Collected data
****************************************

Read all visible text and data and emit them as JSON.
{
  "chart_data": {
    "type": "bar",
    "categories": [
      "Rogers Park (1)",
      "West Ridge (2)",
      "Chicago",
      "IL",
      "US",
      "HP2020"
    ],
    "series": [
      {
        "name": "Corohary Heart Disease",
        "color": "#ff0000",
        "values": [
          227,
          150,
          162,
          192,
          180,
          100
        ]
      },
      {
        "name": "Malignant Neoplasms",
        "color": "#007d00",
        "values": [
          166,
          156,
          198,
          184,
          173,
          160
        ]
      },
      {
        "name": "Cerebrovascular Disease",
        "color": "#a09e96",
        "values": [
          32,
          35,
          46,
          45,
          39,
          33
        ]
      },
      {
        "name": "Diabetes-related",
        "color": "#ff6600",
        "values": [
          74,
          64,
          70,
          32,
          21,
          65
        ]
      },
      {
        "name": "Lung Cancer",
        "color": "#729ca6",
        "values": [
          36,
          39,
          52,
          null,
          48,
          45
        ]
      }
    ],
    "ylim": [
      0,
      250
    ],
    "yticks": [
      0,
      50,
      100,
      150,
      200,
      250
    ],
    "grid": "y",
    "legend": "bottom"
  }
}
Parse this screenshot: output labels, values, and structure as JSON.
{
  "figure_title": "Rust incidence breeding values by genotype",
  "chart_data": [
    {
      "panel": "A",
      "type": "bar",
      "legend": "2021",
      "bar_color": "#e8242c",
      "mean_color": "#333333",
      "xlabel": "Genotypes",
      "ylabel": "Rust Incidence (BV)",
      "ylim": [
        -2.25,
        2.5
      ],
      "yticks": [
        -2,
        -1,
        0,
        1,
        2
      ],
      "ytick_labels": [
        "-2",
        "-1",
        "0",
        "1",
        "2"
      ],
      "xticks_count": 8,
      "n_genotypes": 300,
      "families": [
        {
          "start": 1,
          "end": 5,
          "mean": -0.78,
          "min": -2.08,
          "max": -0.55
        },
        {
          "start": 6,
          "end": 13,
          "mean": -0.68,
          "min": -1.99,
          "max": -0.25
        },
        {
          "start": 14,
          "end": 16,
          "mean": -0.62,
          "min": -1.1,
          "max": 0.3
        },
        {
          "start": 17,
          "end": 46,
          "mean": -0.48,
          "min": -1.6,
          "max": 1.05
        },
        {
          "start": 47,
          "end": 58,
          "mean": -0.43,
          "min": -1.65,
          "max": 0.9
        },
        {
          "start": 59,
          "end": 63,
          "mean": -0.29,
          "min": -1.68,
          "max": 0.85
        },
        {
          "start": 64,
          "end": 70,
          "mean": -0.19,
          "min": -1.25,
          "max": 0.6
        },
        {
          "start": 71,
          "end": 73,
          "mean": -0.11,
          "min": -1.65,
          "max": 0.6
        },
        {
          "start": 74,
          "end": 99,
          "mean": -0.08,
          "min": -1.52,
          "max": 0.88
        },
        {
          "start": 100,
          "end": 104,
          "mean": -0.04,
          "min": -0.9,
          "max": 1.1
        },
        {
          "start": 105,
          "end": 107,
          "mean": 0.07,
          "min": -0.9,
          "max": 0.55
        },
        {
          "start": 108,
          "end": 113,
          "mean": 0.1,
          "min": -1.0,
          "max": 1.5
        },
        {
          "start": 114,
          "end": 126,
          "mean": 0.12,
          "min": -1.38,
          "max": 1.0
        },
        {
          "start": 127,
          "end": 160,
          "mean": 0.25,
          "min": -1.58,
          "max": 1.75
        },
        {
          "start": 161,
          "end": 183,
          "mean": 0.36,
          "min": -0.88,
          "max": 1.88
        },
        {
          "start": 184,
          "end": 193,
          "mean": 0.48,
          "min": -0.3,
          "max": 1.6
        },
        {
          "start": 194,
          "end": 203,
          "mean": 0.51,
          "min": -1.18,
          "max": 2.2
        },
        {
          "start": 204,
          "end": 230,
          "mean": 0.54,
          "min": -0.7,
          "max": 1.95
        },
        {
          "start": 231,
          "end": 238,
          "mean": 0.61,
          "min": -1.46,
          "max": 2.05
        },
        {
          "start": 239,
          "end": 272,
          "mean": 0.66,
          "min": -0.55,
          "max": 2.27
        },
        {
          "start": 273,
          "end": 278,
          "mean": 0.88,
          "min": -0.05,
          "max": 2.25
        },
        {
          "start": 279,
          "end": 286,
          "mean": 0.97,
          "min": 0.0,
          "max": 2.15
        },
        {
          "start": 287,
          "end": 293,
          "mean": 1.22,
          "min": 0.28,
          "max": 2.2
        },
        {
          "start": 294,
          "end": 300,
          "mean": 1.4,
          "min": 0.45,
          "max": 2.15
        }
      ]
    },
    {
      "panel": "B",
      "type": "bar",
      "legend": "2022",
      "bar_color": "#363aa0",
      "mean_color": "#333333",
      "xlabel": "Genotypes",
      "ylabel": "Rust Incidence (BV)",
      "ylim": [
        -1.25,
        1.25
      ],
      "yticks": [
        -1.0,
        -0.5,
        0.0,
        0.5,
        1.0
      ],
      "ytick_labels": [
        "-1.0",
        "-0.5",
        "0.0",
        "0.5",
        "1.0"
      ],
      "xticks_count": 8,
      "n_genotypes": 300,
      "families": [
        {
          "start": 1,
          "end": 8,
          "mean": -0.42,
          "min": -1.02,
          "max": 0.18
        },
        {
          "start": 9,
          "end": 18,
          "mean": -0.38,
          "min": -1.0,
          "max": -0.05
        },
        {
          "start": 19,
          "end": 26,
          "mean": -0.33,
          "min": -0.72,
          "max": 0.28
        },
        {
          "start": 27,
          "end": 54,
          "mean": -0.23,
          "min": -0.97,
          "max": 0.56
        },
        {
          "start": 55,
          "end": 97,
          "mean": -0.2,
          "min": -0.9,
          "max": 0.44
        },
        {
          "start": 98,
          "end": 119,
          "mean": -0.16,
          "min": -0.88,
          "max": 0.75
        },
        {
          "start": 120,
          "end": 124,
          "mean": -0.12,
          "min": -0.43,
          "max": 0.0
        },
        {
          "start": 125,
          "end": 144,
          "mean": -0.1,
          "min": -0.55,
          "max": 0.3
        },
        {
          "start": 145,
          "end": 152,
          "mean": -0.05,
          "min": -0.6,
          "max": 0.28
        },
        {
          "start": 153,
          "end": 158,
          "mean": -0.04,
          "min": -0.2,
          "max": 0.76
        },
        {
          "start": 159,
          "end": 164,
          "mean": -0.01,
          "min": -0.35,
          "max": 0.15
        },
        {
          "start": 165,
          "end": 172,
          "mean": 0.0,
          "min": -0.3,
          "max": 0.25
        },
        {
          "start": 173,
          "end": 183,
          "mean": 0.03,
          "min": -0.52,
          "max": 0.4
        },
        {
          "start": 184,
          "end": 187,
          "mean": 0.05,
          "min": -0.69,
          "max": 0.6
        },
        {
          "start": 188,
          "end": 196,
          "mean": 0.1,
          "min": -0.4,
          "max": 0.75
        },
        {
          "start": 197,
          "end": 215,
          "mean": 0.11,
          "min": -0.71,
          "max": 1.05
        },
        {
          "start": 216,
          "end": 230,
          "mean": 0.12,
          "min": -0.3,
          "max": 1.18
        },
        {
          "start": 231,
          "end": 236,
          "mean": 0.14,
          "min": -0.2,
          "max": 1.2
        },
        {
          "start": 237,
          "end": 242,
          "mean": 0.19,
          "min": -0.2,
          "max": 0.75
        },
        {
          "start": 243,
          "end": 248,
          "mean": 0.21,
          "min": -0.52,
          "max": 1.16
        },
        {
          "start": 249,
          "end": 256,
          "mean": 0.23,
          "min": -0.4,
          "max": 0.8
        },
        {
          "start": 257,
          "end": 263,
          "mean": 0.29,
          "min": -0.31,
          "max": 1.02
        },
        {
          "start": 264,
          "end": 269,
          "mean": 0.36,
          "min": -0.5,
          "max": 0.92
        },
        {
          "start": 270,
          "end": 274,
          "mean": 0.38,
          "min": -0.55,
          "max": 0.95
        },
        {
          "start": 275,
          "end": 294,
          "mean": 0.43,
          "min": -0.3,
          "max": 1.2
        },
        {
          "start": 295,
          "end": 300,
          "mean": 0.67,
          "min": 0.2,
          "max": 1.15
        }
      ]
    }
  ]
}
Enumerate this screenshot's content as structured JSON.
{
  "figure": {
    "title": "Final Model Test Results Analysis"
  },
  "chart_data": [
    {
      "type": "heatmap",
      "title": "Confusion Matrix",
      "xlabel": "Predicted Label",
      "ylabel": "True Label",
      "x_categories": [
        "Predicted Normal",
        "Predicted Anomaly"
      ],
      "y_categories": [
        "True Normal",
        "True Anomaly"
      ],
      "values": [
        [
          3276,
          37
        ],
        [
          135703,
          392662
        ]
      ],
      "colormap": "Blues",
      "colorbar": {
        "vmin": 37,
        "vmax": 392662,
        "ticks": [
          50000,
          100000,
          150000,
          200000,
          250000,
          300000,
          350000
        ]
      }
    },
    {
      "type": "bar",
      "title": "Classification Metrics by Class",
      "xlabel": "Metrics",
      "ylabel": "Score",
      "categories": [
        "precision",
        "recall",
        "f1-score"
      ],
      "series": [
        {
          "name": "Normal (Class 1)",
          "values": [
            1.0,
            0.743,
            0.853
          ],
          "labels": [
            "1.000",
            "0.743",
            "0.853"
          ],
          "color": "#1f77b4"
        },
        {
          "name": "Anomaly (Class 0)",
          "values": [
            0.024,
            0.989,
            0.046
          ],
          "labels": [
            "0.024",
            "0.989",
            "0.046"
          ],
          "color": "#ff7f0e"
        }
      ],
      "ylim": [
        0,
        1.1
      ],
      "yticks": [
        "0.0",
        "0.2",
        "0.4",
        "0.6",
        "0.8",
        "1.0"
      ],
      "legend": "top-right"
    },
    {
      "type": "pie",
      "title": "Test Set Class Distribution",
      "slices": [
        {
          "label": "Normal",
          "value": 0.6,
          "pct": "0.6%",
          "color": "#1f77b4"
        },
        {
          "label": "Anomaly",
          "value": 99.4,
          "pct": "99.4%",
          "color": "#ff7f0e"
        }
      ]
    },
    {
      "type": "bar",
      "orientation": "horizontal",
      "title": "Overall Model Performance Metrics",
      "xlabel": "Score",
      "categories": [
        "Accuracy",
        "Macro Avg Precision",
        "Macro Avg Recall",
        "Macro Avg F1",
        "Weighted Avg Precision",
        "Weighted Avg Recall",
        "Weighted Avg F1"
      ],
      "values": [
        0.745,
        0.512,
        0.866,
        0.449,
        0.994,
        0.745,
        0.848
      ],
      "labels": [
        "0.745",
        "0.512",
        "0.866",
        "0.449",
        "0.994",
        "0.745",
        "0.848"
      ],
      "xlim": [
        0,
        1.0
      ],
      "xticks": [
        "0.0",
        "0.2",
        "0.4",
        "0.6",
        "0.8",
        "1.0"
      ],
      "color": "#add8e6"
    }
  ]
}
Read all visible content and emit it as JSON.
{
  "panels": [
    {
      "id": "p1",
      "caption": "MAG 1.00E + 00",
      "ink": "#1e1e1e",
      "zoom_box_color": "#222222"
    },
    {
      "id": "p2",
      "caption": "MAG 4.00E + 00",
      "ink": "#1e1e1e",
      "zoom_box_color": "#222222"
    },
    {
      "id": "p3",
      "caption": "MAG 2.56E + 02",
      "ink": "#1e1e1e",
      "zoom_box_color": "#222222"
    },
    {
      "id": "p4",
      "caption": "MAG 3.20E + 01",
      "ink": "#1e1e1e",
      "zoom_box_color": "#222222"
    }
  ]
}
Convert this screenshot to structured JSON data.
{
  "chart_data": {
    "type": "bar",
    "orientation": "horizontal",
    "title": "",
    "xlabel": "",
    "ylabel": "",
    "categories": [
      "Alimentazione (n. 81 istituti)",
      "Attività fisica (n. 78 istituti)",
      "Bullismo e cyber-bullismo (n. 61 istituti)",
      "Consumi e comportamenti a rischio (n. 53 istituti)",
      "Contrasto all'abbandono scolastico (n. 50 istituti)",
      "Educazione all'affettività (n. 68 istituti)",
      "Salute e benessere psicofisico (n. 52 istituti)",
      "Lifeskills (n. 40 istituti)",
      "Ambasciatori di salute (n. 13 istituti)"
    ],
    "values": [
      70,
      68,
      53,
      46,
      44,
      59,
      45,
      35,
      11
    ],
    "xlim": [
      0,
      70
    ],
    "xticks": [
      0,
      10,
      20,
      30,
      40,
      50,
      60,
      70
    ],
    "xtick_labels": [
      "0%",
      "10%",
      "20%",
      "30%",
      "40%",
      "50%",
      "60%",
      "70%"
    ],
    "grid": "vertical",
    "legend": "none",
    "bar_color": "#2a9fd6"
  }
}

****************************************

**GOAL**.
Write out, word for word, the line containing "Read all visible content and emit it as JSON." and every line after it to the end of the data above.

**RESPONSE BELOW**.
Read all visible content and emit it as JSON.
{
  "panels": [
    {
      "id": "p1",
      "caption": "MAG 1.00E + 00",
      "ink": "#1e1e1e",
      "zoom_box_color": "#222222"
    },
    {
      "id": "p2",
      "caption": "MAG 4.00E + 00",
      "ink": "#1e1e1e",
      "zoom_box_color": "#222222"
    },
    {
      "id": "p3",
      "caption": "MAG 2.56E + 02",
      "ink": "#1e1e1e",
      "zoom_box_color": "#222222"
    },
    {
      "id": "p4",
      "caption": "MAG 3.20E + 01",
      "ink": "#1e1e1e",
      "zoom_box_color": "#222222"
    }
  ]
}
Convert this screenshot to structured JSON data.
{
  "chart_data": {
    "type": "bar",
    "orientation": "horizontal",
    "title": "",
    "xlabel": "",
    "ylabel": "",
    "categories": [
      "Alimentazione (n. 81 istituti)",
      "Attività fisica (n. 78 istituti)",
      "Bullismo e cyber-bullismo (n. 61 istituti)",
      "Consumi e comportamenti a rischio (n. 53 istituti)",
      "Contrasto all'abbandono scolastico (n. 50 istituti)",
      "Educazione all'affettività (n. 68 istituti)",
      "Salute e benessere psicofisico (n. 52 istituti)",
      "Lifeskills (n. 40 istituti)",
      "Ambasciatori di salute (n. 13 istituti)"
    ],
    "values": [
      70,
      68,
      53,
      46,
      44,
      59,
      45,
      35,
      11
    ],
    "xlim": [
      0,
      70
    ],
    "xticks": [
      0,
      10,
      20,
      30,
      40,
      50,
      60,
      70
    ],
    "xtick_labels": [
      "0%",
      "10%",
      "20%",
      "30%",
      "40%",
      "50%",
      "60%",
      "70%"
    ],
    "grid": "vertical",
    "legend": "none",
    "bar_color": "#2a9fd6"
  }
}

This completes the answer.